## What to produce
Find each line containing the string "image" and return it.

## Exercise input
--- start ---
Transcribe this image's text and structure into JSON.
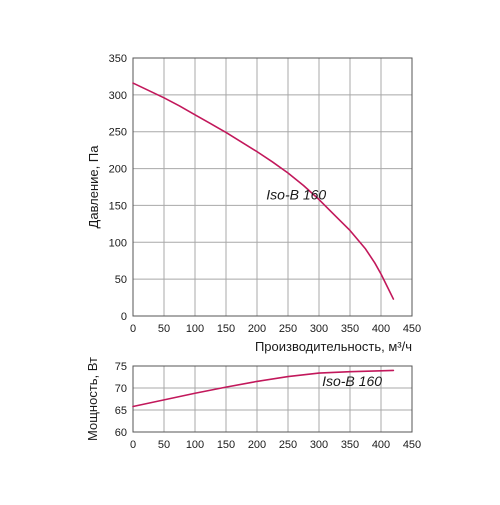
{
  "colors": {
    "curve": "#c2185b",
    "grid": "#a8a8a8",
    "text": "#1a1a1a"
  },
  "chart_data": [
    {
      "type": "line",
      "xlabel": "Производительность, м³/ч",
      "ylabel": "Давление, Па",
      "xlim": [
        0,
        450
      ],
      "ylim": [
        0,
        350
      ],
      "xticks": [
        "0",
        "50",
        "100",
        "150",
        "200",
        "250",
        "300",
        "350",
        "400",
        "450"
      ],
      "yticks": [
        "0",
        "50",
        "100",
        "150",
        "200",
        "250",
        "300",
        "350"
      ],
      "grid": true,
      "annotation": {
        "text": "Iso-B 160",
        "x": 215,
        "y": 158
      },
      "series": [
        {
          "x": [
            0,
            25,
            50,
            75,
            100,
            125,
            150,
            175,
            200,
            225,
            250,
            275,
            300,
            325,
            350,
            375,
            390,
            400,
            410,
            420
          ],
          "values": [
            316,
            306,
            296,
            285,
            273,
            261,
            249,
            236,
            223,
            209,
            194,
            177,
            158,
            137,
            116,
            91,
            72,
            57,
            40,
            23
          ]
        }
      ]
    },
    {
      "type": "line",
      "xlabel": "",
      "ylabel": "Мощность, Вт",
      "xlim": [
        0,
        450
      ],
      "ylim": [
        60,
        75
      ],
      "xticks": [
        "0",
        "50",
        "100",
        "150",
        "200",
        "250",
        "300",
        "350",
        "400",
        "450"
      ],
      "yticks": [
        "60",
        "65",
        "70",
        "75"
      ],
      "grid": true,
      "annotation": {
        "text": "Iso-B 160",
        "x": 305,
        "y": 70.5
      },
      "series": [
        {
          "x": [
            0,
            50,
            100,
            150,
            200,
            250,
            300,
            350,
            400,
            420
          ],
          "values": [
            65.8,
            67.3,
            68.8,
            70.2,
            71.5,
            72.6,
            73.4,
            73.7,
            73.9,
            74.0
          ]
        }
      ]
    }
  ]
}
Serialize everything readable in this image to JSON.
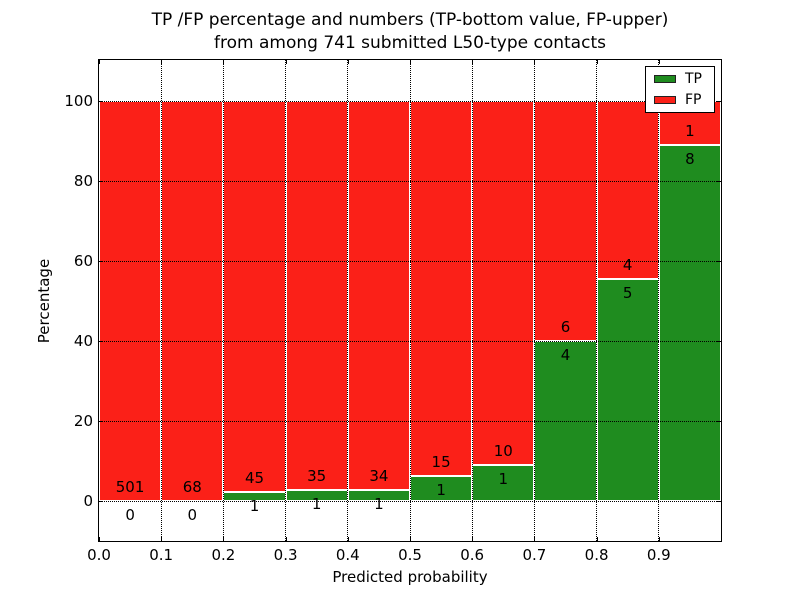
--- end ---
## Result for this task
Transcribe this image's text and structure into JSON.
Serialize everything readable in this image to JSON.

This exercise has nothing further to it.